→ Task prompt: Select every line holding the word "type" and copy it.

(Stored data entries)
===

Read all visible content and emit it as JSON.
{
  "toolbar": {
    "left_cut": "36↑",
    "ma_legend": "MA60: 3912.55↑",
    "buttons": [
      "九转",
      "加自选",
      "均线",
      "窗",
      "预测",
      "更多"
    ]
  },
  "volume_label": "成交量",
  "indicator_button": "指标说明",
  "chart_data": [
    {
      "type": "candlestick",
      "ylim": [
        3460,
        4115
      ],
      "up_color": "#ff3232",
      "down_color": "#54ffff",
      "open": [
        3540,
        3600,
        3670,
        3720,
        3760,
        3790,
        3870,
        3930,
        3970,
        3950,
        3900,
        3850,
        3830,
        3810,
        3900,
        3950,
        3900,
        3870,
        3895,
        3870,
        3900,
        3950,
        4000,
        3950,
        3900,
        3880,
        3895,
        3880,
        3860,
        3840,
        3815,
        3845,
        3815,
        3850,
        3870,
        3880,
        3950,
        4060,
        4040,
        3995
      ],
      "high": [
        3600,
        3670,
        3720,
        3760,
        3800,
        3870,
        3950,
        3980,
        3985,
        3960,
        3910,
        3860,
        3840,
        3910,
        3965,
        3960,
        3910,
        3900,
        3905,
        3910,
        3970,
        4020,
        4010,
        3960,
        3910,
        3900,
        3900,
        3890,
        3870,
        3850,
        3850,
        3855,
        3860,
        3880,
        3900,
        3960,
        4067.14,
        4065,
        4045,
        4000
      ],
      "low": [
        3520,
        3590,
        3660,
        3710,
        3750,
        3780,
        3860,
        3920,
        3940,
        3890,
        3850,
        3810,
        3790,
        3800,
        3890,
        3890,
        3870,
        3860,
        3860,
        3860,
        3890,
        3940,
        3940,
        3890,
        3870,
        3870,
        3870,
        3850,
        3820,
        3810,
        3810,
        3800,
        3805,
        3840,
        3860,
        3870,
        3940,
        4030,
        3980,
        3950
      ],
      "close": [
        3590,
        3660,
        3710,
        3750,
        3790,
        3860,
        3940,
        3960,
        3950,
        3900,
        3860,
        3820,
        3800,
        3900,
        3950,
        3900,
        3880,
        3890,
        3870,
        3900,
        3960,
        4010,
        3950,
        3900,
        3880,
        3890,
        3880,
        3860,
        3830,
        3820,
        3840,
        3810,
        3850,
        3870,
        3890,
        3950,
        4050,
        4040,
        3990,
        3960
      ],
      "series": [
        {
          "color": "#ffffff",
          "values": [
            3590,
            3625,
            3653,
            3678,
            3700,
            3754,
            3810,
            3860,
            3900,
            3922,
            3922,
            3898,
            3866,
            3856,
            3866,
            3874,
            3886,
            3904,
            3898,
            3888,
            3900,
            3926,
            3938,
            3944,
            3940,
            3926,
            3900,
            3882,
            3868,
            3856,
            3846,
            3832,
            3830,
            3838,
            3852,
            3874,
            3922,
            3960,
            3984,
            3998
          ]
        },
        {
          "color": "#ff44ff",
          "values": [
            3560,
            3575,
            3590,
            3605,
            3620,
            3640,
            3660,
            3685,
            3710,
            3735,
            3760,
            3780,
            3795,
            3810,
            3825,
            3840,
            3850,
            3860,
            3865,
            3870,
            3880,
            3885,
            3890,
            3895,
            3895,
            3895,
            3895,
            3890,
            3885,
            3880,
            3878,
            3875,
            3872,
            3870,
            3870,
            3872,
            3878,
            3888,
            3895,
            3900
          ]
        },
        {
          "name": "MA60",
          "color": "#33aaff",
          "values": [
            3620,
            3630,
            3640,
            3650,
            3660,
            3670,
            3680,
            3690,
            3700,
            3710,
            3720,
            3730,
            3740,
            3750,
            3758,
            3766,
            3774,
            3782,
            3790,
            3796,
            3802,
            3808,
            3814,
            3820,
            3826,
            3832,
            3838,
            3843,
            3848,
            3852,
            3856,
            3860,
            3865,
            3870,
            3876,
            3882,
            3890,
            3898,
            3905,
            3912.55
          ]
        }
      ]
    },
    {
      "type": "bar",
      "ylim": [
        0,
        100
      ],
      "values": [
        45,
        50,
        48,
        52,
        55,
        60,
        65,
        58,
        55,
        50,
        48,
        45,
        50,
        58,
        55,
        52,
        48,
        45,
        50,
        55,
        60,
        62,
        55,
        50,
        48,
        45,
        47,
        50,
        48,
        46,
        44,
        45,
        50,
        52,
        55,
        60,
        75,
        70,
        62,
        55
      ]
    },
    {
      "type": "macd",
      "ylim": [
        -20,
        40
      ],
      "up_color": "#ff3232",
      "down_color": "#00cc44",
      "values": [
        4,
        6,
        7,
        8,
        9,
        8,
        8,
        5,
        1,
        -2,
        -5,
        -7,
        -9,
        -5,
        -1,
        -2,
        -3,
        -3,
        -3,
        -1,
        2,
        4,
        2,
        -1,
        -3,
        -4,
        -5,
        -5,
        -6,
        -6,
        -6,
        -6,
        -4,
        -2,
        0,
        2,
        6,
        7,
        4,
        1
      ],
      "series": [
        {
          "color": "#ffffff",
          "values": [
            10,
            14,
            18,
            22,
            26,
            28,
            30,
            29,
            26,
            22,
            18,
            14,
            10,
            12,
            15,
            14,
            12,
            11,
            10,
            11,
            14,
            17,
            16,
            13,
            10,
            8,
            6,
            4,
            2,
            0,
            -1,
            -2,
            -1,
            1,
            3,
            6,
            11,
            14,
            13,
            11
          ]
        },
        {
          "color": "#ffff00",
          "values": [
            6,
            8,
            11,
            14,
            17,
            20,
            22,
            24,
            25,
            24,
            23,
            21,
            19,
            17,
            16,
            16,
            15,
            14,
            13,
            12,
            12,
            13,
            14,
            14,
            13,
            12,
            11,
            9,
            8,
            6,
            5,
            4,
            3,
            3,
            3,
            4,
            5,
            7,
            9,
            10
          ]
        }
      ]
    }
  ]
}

===

→ Correct answer:
      "type": "candlestick",
      "type": "bar",
      "type": "macd",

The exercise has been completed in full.